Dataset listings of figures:
▶

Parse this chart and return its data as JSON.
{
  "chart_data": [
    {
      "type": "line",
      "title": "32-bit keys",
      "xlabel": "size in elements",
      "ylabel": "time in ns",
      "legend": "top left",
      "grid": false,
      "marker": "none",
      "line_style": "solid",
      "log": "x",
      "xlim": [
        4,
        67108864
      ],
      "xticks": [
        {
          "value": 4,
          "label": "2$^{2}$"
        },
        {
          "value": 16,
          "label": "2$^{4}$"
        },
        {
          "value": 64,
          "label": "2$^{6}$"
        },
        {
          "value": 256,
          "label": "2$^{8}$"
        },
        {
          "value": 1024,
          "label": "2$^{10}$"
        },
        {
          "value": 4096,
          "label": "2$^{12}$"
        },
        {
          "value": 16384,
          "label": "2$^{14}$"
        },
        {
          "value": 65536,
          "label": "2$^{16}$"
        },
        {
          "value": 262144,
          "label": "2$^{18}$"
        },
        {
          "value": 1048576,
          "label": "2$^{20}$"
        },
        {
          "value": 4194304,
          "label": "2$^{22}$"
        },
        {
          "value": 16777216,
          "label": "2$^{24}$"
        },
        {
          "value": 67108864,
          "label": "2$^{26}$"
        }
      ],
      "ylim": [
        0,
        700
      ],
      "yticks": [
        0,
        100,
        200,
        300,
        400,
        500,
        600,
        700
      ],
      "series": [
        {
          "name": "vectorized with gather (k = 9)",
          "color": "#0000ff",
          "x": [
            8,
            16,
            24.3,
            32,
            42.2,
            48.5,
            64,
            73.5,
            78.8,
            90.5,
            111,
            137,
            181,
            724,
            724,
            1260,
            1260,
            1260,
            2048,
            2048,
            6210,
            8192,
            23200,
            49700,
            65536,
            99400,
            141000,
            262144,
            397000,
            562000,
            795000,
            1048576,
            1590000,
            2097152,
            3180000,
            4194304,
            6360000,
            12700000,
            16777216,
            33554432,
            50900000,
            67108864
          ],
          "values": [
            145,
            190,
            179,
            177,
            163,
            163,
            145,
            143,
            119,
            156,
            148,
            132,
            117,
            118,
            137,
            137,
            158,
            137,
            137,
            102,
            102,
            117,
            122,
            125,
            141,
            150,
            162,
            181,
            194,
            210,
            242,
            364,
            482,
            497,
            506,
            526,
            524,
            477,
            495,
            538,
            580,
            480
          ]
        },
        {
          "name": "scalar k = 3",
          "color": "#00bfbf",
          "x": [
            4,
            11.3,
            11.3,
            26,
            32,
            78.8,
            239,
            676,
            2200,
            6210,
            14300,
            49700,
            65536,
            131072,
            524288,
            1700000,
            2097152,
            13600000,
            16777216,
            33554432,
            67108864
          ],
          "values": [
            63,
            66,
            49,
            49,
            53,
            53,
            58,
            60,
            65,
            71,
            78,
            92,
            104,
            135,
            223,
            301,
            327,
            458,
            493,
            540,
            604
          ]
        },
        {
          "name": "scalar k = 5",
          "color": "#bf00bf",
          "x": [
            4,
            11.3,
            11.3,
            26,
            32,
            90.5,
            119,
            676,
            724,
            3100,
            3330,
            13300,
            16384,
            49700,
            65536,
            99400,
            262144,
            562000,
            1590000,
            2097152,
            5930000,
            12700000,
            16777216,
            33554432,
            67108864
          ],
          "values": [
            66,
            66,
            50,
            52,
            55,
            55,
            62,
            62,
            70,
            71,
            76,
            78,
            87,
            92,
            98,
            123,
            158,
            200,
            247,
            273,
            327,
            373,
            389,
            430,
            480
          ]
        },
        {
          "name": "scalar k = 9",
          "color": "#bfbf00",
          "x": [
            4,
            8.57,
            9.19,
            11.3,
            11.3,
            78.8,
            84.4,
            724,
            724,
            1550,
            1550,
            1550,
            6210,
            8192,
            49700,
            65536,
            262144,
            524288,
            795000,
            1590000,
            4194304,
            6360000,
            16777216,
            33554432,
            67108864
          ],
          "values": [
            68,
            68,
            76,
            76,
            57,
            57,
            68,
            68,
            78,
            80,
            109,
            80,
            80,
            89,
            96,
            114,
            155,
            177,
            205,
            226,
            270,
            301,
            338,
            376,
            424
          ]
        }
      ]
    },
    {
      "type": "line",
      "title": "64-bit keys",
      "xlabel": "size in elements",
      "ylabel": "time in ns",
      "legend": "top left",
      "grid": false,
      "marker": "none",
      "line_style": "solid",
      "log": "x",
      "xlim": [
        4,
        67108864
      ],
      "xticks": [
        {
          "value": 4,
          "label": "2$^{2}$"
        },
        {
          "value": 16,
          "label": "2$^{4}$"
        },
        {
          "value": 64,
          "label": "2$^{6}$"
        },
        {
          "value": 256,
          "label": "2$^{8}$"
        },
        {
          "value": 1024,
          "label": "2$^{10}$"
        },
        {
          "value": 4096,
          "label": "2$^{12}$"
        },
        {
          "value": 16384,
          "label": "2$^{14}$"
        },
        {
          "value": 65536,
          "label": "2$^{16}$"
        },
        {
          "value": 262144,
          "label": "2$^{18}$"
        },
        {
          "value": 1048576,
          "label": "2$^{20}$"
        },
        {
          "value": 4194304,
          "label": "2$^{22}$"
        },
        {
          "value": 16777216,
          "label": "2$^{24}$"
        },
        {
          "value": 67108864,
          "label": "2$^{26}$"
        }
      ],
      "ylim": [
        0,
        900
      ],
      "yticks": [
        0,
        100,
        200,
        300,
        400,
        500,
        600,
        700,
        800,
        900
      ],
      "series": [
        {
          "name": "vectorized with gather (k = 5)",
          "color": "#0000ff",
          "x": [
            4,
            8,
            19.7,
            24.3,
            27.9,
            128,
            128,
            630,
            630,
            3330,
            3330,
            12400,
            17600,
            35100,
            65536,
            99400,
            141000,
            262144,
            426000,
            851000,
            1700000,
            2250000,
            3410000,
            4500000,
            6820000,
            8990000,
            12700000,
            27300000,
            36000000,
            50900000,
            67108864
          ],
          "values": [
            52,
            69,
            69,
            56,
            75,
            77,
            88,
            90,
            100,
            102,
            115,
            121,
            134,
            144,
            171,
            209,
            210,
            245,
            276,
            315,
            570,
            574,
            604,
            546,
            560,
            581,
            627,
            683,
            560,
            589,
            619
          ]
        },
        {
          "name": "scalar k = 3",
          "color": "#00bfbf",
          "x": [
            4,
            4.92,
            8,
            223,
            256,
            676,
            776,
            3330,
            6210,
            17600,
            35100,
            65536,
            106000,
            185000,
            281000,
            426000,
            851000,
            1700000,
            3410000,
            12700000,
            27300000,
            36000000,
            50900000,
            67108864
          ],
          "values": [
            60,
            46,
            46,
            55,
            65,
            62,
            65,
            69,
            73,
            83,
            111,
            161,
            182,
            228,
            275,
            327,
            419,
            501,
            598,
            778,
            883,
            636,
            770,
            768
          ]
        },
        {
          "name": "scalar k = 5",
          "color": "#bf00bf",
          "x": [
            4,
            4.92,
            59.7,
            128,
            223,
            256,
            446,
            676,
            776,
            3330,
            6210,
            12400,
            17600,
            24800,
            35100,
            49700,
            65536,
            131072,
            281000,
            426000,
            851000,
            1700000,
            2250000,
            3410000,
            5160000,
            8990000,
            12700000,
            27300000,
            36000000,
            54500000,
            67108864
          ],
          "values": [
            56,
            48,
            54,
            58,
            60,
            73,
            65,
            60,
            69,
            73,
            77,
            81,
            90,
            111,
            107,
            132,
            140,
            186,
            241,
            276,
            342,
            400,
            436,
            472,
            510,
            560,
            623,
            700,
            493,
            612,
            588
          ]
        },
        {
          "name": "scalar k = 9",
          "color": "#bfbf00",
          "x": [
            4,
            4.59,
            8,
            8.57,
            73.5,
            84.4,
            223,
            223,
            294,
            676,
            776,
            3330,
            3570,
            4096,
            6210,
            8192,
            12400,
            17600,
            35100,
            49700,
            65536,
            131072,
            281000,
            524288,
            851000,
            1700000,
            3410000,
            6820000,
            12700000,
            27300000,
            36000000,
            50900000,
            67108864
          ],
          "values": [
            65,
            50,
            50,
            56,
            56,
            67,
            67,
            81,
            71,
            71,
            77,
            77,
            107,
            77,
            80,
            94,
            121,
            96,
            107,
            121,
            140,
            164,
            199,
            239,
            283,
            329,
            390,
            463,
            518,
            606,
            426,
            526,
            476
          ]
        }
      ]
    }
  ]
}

◀

**REQUIRED WORK:**
From the entries above, copy every line where the word "with" shows up.

**OUTPUT BELOW:**
          "name": "vectorized with gather (k = 9)",
          "name": "vectorized with gather (k = 5)",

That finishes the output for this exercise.